═══ Data extract
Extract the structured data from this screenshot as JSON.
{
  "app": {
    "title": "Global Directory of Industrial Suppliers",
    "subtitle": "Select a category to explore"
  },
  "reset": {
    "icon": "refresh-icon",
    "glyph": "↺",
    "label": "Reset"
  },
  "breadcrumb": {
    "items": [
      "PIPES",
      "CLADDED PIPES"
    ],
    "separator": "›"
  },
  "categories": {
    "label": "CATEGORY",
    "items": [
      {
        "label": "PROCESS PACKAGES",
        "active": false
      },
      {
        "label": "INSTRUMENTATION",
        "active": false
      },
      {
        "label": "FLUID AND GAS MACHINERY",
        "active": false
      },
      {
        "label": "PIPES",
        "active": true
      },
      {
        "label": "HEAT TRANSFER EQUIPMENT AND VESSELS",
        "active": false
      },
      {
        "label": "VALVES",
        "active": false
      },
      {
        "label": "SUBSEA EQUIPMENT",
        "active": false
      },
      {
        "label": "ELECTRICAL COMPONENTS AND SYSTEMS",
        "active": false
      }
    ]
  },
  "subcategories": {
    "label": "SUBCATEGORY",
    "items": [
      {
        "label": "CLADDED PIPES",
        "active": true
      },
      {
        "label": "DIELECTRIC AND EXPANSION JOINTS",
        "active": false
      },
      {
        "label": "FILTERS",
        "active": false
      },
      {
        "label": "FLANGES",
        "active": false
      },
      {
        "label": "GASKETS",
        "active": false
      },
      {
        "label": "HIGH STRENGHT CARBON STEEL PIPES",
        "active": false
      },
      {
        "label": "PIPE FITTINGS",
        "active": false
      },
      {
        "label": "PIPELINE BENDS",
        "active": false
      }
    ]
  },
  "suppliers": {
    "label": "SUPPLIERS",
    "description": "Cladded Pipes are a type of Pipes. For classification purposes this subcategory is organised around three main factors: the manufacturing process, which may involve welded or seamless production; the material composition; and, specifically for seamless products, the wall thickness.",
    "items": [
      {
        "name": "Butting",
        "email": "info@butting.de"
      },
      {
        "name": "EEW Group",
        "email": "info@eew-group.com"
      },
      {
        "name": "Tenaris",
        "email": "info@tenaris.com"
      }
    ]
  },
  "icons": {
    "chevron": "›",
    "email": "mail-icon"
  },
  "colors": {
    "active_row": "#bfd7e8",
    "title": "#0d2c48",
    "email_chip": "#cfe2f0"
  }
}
══════
Stated goal:
Every record above should be output exactly.

Answer below:
Extract the structured data from this screenshot as JSON.
{
  "app": {
    "title": "Global Directory of Industrial Suppliers",
    "subtitle": "Select a category to explore"
  },
  "reset": {
    "icon": "refresh-icon",
    "glyph": "↺",
    "label": "Reset"
  },
  "breadcrumb": {
    "items": [
      "PIPES",
      "CLADDED PIPES"
    ],
    "separator": "›"
  },
  "categories": {
    "label": "CATEGORY",
    "items": [
      {
        "label": "PROCESS PACKAGES",
        "active": false
      },
      {
        "label": "INSTRUMENTATION",
        "active": false
      },
      {
        "label": "FLUID AND GAS MACHINERY",
        "active": false
      },
      {
        "label": "PIPES",
        "active": true
      },
      {
        "label": "HEAT TRANSFER EQUIPMENT AND VESSELS",
        "active": false
      },
      {
        "label": "VALVES",
        "active": false
      },
      {
        "label": "SUBSEA EQUIPMENT",
        "active": false
      },
      {
        "label": "ELECTRICAL COMPONENTS AND SYSTEMS",
        "active": false
      }
    ]
  },
  "subcategories": {
    "label": "SUBCATEGORY",
    "items": [
      {
        "label": "CLADDED PIPES",
        "active": true
      },
      {
        "label": "DIELECTRIC AND EXPANSION JOINTS",
        "active": false
      },
      {
        "label": "FILTERS",
        "active": false
      },
      {
        "label": "FLANGES",
        "active": false
      },
      {
        "label": "GASKETS",
        "active": false
      },
      {
        "label": "HIGH STRENGHT CARBON STEEL PIPES",
        "active": false
      },
      {
        "label": "PIPE FITTINGS",
        "active": false
      },
      {
        "label": "PIPELINE BENDS",
        "active": false
      }
    ]
  },
  "suppliers": {
    "label": "SUPPLIERS",
    "description": "Cladded Pipes are a type of Pipes. For classification purposes this subcategory is organised around three main factors: the manufacturing process, which may involve welded or seamless production; the material composition; and, specifically for seamless products, the wall thickness.",
    "items": [
      {
        "name": "Butting",
        "email": "info@butting.de"
      },
      {
        "name": "EEW Group",
        "email": "info@eew-group.com"
      },
      {
        "name": "Tenaris",
        "email": "info@tenaris.com"
      }
    ]
  },
  "icons": {
    "chevron": "›",
    "email": "mail-icon"
  },
  "colors": {
    "active_row": "#bfd7e8",
    "title": "#0d2c48",
    "email_chip": "#cfe2f0"
  }
}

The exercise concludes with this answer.